_Texto dado_:
━━━━━━
Esta ciudad es el legado de un loco, por eso tiene algo de onírico y delirante, algo de fantasía y de desdicha. Los emperadores, como los zares, suelen perder el rumbo de sus aspiraciones y acaban reclamando lo imposible porque nadie se atreve a decirles “basta”. San Petersburgo fue el sueño de Pedro I el Grande y aquel sueño se le fue de las manos. Paralizó Rusia entera para construir sobre una ciénaga sus palacios, sus canales, sus museos, su ego inabarcable.
Tres siglos más tarde, nosotros alcanzamos sus avenidas a bordo de un 4X4, con la misma palpitación de Stendal, el mismo impacto ante la belleza sin reservas de la segunda ciudad del país.
La bruma del río Nevá me pareció eterna, como las llamas encendidas en memoria de los muertos de sus guerras, que son muchos muertos para recordarlos a todos. San Petersburgo tiene canales como Venecia y palacios como Versalles pero es el gesto pálido de sus habitantes el que nos contaba su verdadera historia. Se me antojó que los rusos padecían algo así como una tristeza histórica, con tanta sangre, tanto frío y tanto olvido acumulado en siglos. Por eso, al pasear las calles solemnes de esta ciudad me contagié de su nostalgia. ¡Pero si hasta las matrioskas tienen la mirada triste!
Nos alojamos en un hotel decadente, decorado con el gusto de nuestras abuelas, con los techos altos como los de los palacios y la fachada desconchada añorando tiempos más lustrosos. Me sedujo el encanto de la noche tranquila, de luces tenues y calles empedradas.
━━━━━━
_Material_:
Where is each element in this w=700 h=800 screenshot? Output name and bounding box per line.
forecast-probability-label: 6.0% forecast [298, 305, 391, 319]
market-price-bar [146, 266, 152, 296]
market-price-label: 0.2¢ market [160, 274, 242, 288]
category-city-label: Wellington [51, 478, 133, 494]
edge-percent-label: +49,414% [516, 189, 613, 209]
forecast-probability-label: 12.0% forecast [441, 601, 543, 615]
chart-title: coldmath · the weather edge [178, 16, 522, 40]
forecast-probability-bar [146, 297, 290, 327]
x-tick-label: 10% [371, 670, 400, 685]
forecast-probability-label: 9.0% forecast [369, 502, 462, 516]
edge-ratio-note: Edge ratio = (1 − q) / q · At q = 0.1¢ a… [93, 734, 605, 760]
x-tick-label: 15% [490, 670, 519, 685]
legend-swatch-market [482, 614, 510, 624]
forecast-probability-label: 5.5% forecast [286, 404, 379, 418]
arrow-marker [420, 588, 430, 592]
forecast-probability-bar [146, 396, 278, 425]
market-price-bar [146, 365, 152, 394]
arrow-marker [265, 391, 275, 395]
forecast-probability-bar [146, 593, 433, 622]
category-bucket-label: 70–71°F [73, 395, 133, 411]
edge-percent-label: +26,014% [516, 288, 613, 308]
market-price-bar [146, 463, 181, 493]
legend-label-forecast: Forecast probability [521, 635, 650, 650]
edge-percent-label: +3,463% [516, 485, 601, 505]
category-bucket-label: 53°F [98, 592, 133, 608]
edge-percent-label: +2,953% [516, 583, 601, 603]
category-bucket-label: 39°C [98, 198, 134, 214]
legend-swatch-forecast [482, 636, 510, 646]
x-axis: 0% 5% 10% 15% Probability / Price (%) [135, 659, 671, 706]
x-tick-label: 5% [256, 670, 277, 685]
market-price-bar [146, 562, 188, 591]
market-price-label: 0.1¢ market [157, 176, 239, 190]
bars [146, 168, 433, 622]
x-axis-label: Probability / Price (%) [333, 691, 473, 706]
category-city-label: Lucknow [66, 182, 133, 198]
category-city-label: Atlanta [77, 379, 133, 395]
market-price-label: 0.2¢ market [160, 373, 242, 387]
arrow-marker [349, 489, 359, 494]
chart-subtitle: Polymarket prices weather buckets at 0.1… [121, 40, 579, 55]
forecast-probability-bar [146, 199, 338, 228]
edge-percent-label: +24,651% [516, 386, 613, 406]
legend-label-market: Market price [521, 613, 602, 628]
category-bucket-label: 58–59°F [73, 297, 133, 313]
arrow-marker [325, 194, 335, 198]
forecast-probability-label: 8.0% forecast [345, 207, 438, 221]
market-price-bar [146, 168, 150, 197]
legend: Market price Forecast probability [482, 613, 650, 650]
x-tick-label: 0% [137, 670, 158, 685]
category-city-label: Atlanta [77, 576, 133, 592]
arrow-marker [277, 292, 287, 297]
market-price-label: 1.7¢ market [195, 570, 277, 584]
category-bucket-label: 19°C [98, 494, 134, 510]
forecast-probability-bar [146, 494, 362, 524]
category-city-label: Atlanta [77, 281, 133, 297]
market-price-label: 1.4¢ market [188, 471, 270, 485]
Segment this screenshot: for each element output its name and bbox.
━━━━━━
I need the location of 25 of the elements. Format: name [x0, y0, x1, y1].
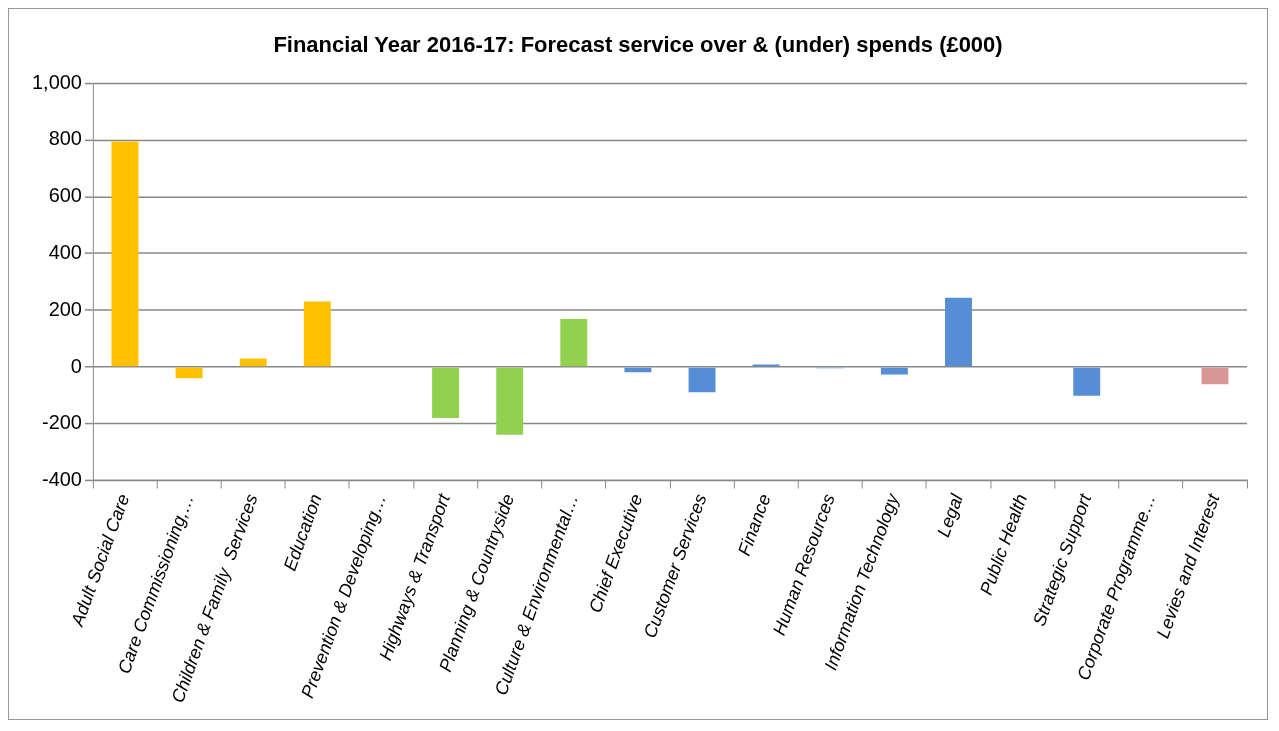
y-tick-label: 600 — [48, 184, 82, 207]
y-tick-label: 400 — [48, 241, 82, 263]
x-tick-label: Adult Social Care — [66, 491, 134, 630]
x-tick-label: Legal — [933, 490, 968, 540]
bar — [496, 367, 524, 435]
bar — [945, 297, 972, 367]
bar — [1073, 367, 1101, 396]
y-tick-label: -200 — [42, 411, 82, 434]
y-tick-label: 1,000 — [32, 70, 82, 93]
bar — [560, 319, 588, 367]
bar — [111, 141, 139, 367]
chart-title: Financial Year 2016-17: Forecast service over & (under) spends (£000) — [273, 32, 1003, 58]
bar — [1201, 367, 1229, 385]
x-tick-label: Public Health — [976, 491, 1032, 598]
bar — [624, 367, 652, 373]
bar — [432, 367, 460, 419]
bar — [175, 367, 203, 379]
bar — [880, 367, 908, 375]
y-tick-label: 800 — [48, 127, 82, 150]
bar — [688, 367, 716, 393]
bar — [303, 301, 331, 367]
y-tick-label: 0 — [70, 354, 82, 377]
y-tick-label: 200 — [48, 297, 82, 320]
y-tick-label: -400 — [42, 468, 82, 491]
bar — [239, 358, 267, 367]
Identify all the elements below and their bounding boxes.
━━━━━━
_Tareas requeridas_:
**1.** Copia el tramo del texto sobre San Petersburgo que va desde "La bruma del" hasta "y calles empedradas.", poniendo "hostal antiguo" en lugar de "hotel decadente".
**2.** Resume en menos palabras el párrafo del texto sobre San Petersburgo que comienza con "Esta ciudad es el legado de un loco", sin perder sus datos principales.

_Resultados por tarea_:
**1.**
La bruma del río Nevá me pareció eterna, como las llamas encendidas en memoria de los muertos de sus guerras, que son muchos muertos para recordarlos a todos. San Petersburgo tiene canales como Venecia y palacios como Versalles pero es el gesto pálido de sus habitantes el que nos contaba su verdadera historia. Se me antojó que los rusos padecían algo así como una tristeza histórica, con tanta sangre, tanto frío y tanto olvido acumulado en siglos. Por eso, al pasear las calles solemnes de esta ciudad me contagié de su nostalgia. ¡Pero si hasta las matrioskas tienen la mirada triste!
Nos alojamos en un hostal antiguo, decorado con el gusto de nuestras abuelas, con los techos altos como los de los palacios y la fachada desconchada añorando tiempos más lustrosos. Me sedujo el encanto de la noche tranquila, de luces tenues y calles empedradas.

**2.** San Petersburgo es el legado de un loco, Pedro I el Grande, cuyo sueño se le fue de las manos. Por eso la ciudad tiene algo de onírico y delirante, de fantasía y de desdicha. Como los zares, los emperadores acaban reclamando lo imposible porque nadie se atreve a decirles "basta". Pedro I paralizó toda Rusia para construir sobre una ciénaga sus palacios, canales y museos.